─── Aangeleverde tekst

Zonodig kunnen nieuwe vragen worden geformuleerd.
-
vragen zich, zonodig, af waarom zij niet op alle
vragen een antwoord hebben gevonden.
-
gaan na of zij op bepaalde vragen geen antwoord
hebben kunnen vinden en analyseren waarom dat het geval
is.
De docent:
-
bewaakt of de leerlingen effectief gebruik maken van
de informatiebronnen.
-
bewaakt of het uitwisselen van informatie antwoorden
van voldoende kwaliteit oplevert op de gestelde
vragen/leerdoelen.
Hoe gebruik je een AVA?
In het algemeen kun je zeggen dat de manier waarop
je een AVA gebruikt sterk afhankelijk is van wat je wilt
bereiken. Een paar voorbeelden:
1. Ter verkenning van een onderwerp
Het onderwerp van een AVA heeft meestal betrekking
op een aspect van een (groter) thema. Dat betekent dat
de werkvorm bij uitstek geschikt is om een thema te
verkennen. Door het activeren van voorkennis en het
formuleren van vragen brengen de leerlingen niet alleen
in kaart wat zij al weten van het onderwerp, maar raken
zij ook betrokken bij het onderwerp.

──────
─── Gegevens

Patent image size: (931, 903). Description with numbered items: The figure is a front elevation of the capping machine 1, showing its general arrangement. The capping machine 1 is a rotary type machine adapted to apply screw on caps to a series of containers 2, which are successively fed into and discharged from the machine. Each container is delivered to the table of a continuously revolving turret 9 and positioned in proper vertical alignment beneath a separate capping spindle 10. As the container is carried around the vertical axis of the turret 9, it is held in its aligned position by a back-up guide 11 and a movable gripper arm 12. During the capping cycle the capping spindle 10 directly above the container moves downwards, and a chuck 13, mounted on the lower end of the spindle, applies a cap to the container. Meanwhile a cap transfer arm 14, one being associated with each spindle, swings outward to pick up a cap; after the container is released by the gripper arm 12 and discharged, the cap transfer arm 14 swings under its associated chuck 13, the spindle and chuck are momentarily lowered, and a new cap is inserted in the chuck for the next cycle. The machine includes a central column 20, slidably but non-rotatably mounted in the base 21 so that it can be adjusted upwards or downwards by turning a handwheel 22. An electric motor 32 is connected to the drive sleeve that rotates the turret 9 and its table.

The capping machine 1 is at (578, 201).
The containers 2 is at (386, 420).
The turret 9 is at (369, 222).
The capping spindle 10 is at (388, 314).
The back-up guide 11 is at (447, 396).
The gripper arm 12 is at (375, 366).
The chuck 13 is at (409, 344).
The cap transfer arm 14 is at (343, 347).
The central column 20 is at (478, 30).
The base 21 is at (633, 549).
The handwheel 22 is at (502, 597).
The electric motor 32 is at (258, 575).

──────
─── Gegevens

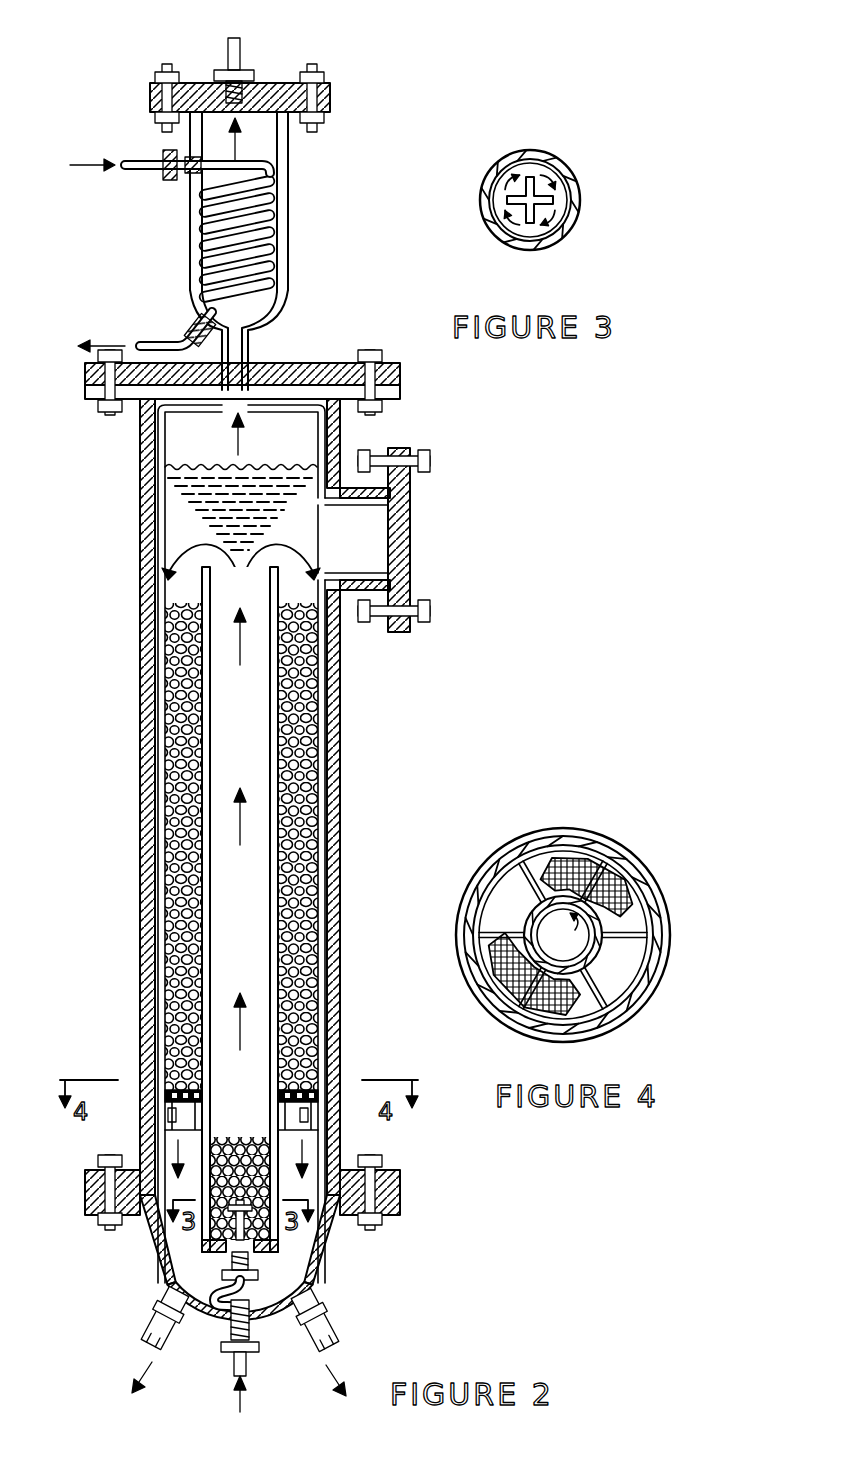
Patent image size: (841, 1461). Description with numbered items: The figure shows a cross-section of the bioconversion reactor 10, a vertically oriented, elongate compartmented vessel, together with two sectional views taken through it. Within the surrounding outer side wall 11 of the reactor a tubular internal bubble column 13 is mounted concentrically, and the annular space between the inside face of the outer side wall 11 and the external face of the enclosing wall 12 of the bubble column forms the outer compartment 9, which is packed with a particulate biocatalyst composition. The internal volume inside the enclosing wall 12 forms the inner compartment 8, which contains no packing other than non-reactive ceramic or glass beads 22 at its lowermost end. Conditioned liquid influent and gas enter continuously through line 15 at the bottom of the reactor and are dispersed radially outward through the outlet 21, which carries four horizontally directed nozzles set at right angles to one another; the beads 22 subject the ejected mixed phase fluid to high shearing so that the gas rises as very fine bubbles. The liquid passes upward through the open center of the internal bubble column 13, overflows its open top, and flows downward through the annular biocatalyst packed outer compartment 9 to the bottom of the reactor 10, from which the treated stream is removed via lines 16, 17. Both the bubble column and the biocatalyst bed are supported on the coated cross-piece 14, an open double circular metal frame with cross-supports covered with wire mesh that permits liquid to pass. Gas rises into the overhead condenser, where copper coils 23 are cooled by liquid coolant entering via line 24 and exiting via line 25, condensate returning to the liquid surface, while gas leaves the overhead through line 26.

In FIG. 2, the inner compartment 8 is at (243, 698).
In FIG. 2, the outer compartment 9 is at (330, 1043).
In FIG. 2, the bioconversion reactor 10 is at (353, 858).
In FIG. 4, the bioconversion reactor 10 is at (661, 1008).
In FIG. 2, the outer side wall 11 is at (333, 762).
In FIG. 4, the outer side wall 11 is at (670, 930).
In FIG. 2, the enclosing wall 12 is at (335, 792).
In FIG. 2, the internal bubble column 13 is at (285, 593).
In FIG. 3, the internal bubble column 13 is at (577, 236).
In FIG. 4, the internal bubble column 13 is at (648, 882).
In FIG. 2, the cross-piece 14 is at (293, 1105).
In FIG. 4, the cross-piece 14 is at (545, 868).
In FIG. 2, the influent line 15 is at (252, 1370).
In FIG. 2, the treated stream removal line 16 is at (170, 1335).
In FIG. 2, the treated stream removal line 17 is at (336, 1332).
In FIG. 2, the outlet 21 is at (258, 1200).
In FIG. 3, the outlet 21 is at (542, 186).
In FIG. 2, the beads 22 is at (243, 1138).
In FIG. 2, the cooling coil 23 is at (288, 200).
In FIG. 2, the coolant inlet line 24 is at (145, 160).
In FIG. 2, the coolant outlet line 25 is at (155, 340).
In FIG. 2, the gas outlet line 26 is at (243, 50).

──────

> [Opdrachtdoel]: Zeg bij elke uitspraak of die overeenkomt met de aangeleverde tekst, met ja of nee en een letterlijk citaat van de woorden die de doorslag geven. (a) De docent let erop of de leerlingen de informatiebronnen effectief gebruiken. (b) Het onderwerp van een AVA omvat meestal een heel thema. (c) Je gebruikt een AVA altijd op dezelfde manier, wat je ook wilt bereiken. De items staan los van de tekst.

> [Uitgewerkte oefening]:
(a) Ja: "bewaakt of de leerlingen effectief gebruik maken van de informatiebronnen".
(b) Nee: "heeft meestal betrekking op een aspect van een (groter) thema".
(c) Nee: "de manier waarop je een AVA gebruikt sterk afhankelijk is van wat je wilt bereiken".